### Short problem:
In the listing below, find every line with the string "this" and pull it out.

+===+

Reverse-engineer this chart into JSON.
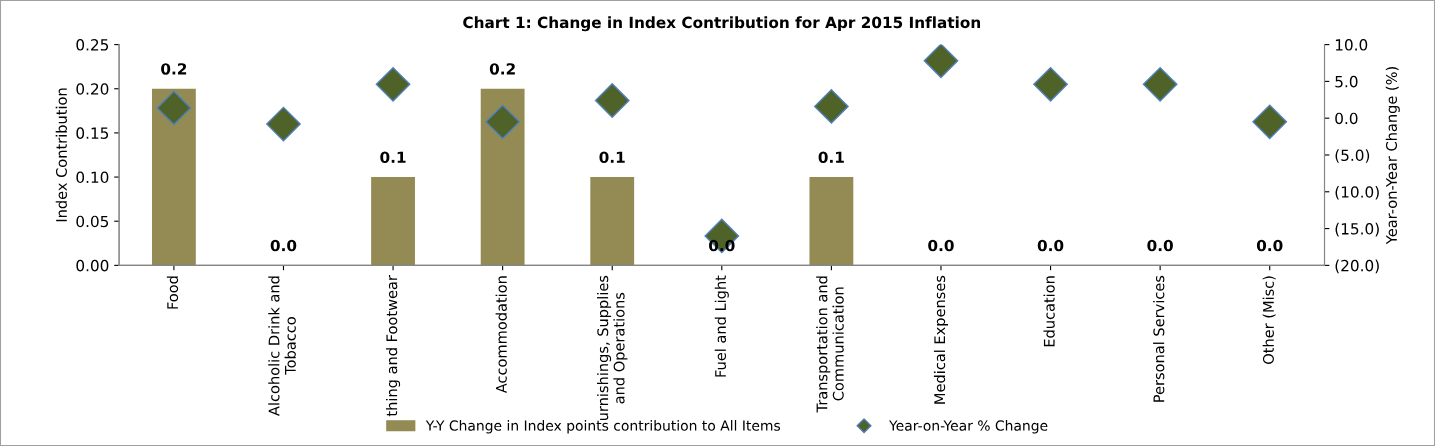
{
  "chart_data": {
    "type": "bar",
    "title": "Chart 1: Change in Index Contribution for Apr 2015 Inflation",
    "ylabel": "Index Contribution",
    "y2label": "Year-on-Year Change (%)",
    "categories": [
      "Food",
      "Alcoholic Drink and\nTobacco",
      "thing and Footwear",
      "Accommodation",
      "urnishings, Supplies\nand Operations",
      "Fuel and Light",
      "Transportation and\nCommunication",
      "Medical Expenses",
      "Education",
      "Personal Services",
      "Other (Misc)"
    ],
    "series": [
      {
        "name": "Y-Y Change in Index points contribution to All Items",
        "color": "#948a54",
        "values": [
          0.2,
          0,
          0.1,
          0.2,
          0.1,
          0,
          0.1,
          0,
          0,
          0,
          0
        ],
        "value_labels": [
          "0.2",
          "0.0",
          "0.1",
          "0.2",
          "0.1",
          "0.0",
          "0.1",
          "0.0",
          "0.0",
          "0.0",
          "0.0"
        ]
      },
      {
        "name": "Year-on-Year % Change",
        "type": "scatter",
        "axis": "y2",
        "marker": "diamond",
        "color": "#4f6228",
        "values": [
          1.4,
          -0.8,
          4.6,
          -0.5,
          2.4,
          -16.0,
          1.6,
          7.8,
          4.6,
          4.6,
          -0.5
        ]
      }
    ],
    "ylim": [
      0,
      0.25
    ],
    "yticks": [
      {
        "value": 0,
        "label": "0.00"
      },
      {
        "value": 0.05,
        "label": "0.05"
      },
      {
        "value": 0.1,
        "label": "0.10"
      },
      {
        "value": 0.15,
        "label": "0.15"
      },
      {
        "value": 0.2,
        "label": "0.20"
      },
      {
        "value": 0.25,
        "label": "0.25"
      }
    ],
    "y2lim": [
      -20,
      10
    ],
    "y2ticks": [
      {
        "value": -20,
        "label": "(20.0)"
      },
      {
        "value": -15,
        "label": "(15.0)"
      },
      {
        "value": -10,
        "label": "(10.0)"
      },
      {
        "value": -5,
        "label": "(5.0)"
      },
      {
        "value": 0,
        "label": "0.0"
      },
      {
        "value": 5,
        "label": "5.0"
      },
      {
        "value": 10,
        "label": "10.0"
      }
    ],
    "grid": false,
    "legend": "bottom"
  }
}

+===+

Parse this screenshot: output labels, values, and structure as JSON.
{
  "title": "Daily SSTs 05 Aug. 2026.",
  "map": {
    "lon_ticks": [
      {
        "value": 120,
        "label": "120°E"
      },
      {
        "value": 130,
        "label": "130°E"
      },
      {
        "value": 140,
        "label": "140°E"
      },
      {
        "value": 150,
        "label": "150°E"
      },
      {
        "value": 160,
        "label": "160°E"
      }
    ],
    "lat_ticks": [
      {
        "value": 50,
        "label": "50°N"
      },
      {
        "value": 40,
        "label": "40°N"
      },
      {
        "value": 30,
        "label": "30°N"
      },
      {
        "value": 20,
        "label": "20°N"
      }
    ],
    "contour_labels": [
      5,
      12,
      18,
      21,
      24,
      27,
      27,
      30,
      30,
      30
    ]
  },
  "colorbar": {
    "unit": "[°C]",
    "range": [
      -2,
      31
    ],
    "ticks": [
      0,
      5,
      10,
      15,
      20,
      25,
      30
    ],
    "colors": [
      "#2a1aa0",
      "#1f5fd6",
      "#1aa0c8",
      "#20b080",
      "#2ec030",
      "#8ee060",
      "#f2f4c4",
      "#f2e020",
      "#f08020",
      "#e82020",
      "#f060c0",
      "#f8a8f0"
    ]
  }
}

+===+

### Exercise solution:
Reverse-engineer this chart into JSON.
Parse this screenshot: output labels, values, and structure as JSON.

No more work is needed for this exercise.